**Required task:**
Every entry must be duplicated precisely as written.

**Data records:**
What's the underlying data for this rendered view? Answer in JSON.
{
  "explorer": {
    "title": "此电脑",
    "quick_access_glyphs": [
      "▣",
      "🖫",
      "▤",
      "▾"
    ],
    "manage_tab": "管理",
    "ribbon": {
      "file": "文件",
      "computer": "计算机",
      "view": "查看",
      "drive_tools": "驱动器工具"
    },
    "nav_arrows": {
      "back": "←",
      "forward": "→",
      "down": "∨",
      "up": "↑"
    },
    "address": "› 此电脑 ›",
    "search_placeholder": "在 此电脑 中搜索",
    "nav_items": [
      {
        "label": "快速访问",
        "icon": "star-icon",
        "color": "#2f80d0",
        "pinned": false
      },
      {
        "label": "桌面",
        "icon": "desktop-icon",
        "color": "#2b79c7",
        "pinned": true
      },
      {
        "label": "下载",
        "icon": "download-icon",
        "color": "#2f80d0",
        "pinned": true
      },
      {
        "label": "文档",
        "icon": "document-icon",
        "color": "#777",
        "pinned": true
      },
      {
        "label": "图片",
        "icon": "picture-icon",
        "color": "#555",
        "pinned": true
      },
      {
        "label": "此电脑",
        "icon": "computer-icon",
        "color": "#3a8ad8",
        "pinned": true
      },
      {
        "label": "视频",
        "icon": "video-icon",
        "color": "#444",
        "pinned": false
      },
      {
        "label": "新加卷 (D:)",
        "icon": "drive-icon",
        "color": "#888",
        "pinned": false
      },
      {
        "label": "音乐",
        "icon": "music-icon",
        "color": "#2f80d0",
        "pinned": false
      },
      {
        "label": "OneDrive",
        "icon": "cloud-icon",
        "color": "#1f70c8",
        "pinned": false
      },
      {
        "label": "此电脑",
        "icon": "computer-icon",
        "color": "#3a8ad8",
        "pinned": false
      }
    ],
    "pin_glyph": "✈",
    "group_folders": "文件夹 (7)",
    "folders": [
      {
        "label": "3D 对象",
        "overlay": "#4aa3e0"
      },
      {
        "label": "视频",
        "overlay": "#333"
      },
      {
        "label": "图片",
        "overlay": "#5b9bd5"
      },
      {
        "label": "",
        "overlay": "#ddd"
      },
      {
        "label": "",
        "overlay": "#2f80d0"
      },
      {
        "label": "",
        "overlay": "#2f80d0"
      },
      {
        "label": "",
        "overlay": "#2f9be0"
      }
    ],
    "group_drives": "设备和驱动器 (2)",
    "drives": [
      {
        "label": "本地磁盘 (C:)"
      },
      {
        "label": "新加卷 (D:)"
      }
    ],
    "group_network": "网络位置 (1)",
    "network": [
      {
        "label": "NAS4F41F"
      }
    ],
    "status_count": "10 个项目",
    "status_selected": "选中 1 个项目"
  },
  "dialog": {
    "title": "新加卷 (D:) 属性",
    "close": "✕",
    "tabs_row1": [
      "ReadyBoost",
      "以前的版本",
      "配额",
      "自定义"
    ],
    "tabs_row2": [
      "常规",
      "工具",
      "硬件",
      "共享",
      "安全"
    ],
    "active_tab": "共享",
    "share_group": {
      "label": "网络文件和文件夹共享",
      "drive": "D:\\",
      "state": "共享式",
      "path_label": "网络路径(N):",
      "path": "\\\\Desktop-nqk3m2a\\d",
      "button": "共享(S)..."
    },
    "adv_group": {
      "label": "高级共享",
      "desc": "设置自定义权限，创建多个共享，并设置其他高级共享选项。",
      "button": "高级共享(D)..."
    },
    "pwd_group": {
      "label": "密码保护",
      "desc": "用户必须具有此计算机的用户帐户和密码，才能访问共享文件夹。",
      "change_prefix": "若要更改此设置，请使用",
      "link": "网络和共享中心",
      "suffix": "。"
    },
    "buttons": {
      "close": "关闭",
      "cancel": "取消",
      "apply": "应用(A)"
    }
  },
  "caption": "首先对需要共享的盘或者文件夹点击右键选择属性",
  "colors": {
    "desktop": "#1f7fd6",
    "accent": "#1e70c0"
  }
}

**The reply:**
What's the underlying data for this rendered view? Answer in JSON.
{
  "explorer": {
    "title": "此电脑",
    "quick_access_glyphs": [
      "▣",
      "🖫",
      "▤",
      "▾"
    ],
    "manage_tab": "管理",
    "ribbon": {
      "file": "文件",
      "computer": "计算机",
      "view": "查看",
      "drive_tools": "驱动器工具"
    },
    "nav_arrows": {
      "back": "←",
      "forward": "→",
      "down": "∨",
      "up": "↑"
    },
    "address": "› 此电脑 ›",
    "search_placeholder": "在 此电脑 中搜索",
    "nav_items": [
      {
        "label": "快速访问",
        "icon": "star-icon",
        "color": "#2f80d0",
        "pinned": false
      },
      {
        "label": "桌面",
        "icon": "desktop-icon",
        "color": "#2b79c7",
        "pinned": true
      },
      {
        "label": "下载",
        "icon": "download-icon",
        "color": "#2f80d0",
        "pinned": true
      },
      {
        "label": "文档",
        "icon": "document-icon",
        "color": "#777",
        "pinned": true
      },
      {
        "label": "图片",
        "icon": "picture-icon",
        "color": "#555",
        "pinned": true
      },
      {
        "label": "此电脑",
        "icon": "computer-icon",
        "color": "#3a8ad8",
        "pinned": true
      },
      {
        "label": "视频",
        "icon": "video-icon",
        "color": "#444",
        "pinned": false
      },
      {
        "label": "新加卷 (D:)",
        "icon": "drive-icon",
        "color": "#888",
        "pinned": false
      },
      {
        "label": "音乐",
        "icon": "music-icon",
        "color": "#2f80d0",
        "pinned": false
      },
      {
        "label": "OneDrive",
        "icon": "cloud-icon",
        "color": "#1f70c8",
        "pinned": false
      },
      {
        "label": "此电脑",
        "icon": "computer-icon",
        "color": "#3a8ad8",
        "pinned": false
      }
    ],
    "pin_glyph": "✈",
    "group_folders": "文件夹 (7)",
    "folders": [
      {
        "label": "3D 对象",
        "overlay": "#4aa3e0"
      },
      {
        "label": "视频",
        "overlay": "#333"
      },
      {
        "label": "图片",
        "overlay": "#5b9bd5"
      },
      {
        "label": "",
        "overlay": "#ddd"
      },
      {
        "label": "",
        "overlay": "#2f80d0"
      },
      {
        "label": "",
        "overlay": "#2f80d0"
      },
      {
        "label": "",
        "overlay": "#2f9be0"
      }
    ],
    "group_drives": "设备和驱动器 (2)",
    "drives": [
      {
        "label": "本地磁盘 (C:)"
      },
      {
        "label": "新加卷 (D:)"
      }
    ],
    "group_network": "网络位置 (1)",
    "network": [
      {
        "label": "NAS4F41F"
      }
    ],
    "status_count": "10 个项目",
    "status_selected": "选中 1 个项目"
  },
  "dialog": {
    "title": "新加卷 (D:) 属性",
    "close": "✕",
    "tabs_row1": [
      "ReadyBoost",
      "以前的版本",
      "配额",
      "自定义"
    ],
    "tabs_row2": [
      "常规",
      "工具",
      "硬件",
      "共享",
      "安全"
    ],
    "active_tab": "共享",
    "share_group": {
      "label": "网络文件和文件夹共享",
      "drive": "D:\\",
      "state": "共享式",
      "path_label": "网络路径(N):",
      "path": "\\\\Desktop-nqk3m2a\\d",
      "button": "共享(S)..."
    },
    "adv_group": {
      "label": "高级共享",
      "desc": "设置自定义权限，创建多个共享，并设置其他高级共享选项。",
      "button": "高级共享(D)..."
    },
    "pwd_group": {
      "label": "密码保护",
      "desc": "用户必须具有此计算机的用户帐户和密码，才能访问共享文件夹。",
      "change_prefix": "若要更改此设置，请使用",
      "link": "网络和共享中心",
      "suffix": "。"
    },
    "buttons": {
      "close": "关闭",
      "cancel": "取消",
      "apply": "应用(A)"
    }
  },
  "caption": "首先对需要共享的盘或者文件夹点击右键选择属性",
  "colors": {
    "desktop": "#1f7fd6",
    "accent": "#1e70c0"
  }
}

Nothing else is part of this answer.